▶ _What is expected_
Emit the entire listing verbatim.

========================================

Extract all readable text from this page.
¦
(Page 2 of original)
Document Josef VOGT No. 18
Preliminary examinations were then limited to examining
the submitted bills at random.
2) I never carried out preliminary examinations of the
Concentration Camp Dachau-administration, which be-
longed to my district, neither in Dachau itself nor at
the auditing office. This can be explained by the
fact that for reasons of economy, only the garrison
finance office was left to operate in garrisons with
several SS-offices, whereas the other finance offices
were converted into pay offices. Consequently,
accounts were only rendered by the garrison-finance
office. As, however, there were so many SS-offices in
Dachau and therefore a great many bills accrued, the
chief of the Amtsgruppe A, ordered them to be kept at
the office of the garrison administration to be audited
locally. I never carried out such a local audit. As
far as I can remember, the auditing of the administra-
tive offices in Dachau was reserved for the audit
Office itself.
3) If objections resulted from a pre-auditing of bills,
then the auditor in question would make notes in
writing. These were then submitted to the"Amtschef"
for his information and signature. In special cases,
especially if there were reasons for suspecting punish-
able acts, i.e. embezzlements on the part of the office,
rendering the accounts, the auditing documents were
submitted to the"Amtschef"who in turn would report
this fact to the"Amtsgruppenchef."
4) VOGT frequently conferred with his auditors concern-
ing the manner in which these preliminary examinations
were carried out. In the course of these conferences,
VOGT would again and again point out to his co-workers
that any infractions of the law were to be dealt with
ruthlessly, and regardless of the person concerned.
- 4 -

========================================

▶ _Written response_
Extract all readable text from this page.
¦
(Page 2 of original)
Document Josef VOGT No. 18
Preliminary examinations were then limited to examining
the submitted bills at random.
2) I never carried out preliminary examinations of the
Concentration Camp Dachau-administration, which be-
longed to my district, neither in Dachau itself nor at
the auditing office. This can be explained by the
fact that for reasons of economy, only the garrison
finance office was left to operate in garrisons with
several SS-offices, whereas the other finance offices
were converted into pay offices. Consequently,
accounts were only rendered by the garrison-finance
office. As, however, there were so many SS-offices in
Dachau and therefore a great many bills accrued, the
chief of the Amtsgruppe A, ordered them to be kept at
the office of the garrison administration to be audited
locally. I never carried out such a local audit. As
far as I can remember, the auditing of the administra-
tive offices in Dachau was reserved for the audit
Office itself.
3) If objections resulted from a pre-auditing of bills,
then the auditor in question would make notes in
writing. These were then submitted to the"Amtschef"
for his information and signature. In special cases,
especially if there were reasons for suspecting punish-
able acts, i.e. embezzlements on the part of the office,
rendering the accounts, the auditing documents were
submitted to the"Amtschef"who in turn would report
this fact to the"Amtsgruppenchef."
4) VOGT frequently conferred with his auditors concern-
ing the manner in which these preliminary examinations
were carried out. In the course of these conferences,
VOGT would again and again point out to his co-workers
that any infractions of the law were to be dealt with
ruthlessly, and regardless of the person concerned.
- 4 -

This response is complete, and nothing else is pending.